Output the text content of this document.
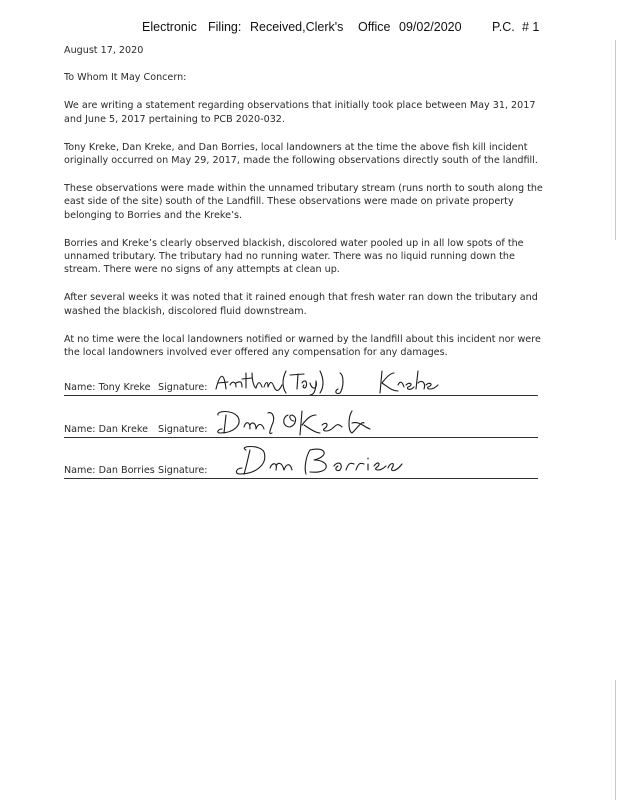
Electronic Filing: Received,Clerk's Office 09/02/2020 P.C. # 1

August 17, 2020

To Whom It May Concern:

We are writing a statement regarding observations that initially took place between May 31, 2017 and June 5, 2017 pertaining to PCB 2020-032.

Tony Kreke, Dan Kreke, and Dan Borries, local landowners at the time the above fish kill incident originally occurred on May 29, 2017, made the following observations directly south of the landfill.

These observations were made within the unnamed tributary stream (runs north to south along the east side of the site) south of the Landfill. These observations were made on private property belonging to Borries and the Kreke’s.

Borries and Kreke’s clearly observed blackish, discolored water pooled up in all low spots of the unnamed tributary. The tributary had no running water. There was no liquid running down the stream. There were no signs of any attempts at clean up.

After several weeks it was noted that it rained enough that fresh water ran down the tributary and washed the blackish, discolored fluid downstream.

At no time were the local landowners notified or warned by the landfill about this incident nor were the local landowners involved ever offered any compensation for any damages.

Name: Tony Kreke Signature:
Name: Dan Kreke Signature:
Name: Dan Borries Signature:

PROBLEM REQUIREMENTS
Reproduce every line of the material precisely, omitting its pictures.

COMPLETE RESPONSE
Output the text content of this document.
Electronic Filing: Received,Clerk's Office 09/02/2020 P.C. # 1

August 17, 2020

To Whom It May Concern:

We are writing a statement regarding observations that initially took place between May 31, 2017 and June 5, 2017 pertaining to PCB 2020-032.

Tony Kreke, Dan Kreke, and Dan Borries, local landowners at the time the above fish kill incident originally occurred on May 29, 2017, made the following observations directly south of the landfill.

These observations were made within the unnamed tributary stream (runs north to south along the east side of the site) south of the Landfill. These observations were made on private property belonging to Borries and the Kreke’s.

Borries and Kreke’s clearly observed blackish, discolored water pooled up in all low spots of the unnamed tributary. The tributary had no running water. There was no liquid running down the stream. There were no signs of any attempts at clean up.

After several weeks it was noted that it rained enough that fresh water ran down the tributary and washed the blackish, discolored fluid downstream.

At no time were the local landowners notified or warned by the landfill about this incident nor were the local landowners involved ever offered any compensation for any damages.

Name: Tony Kreke Signature:
Name: Dan Kreke Signature:
Name: Dan Borries Signature:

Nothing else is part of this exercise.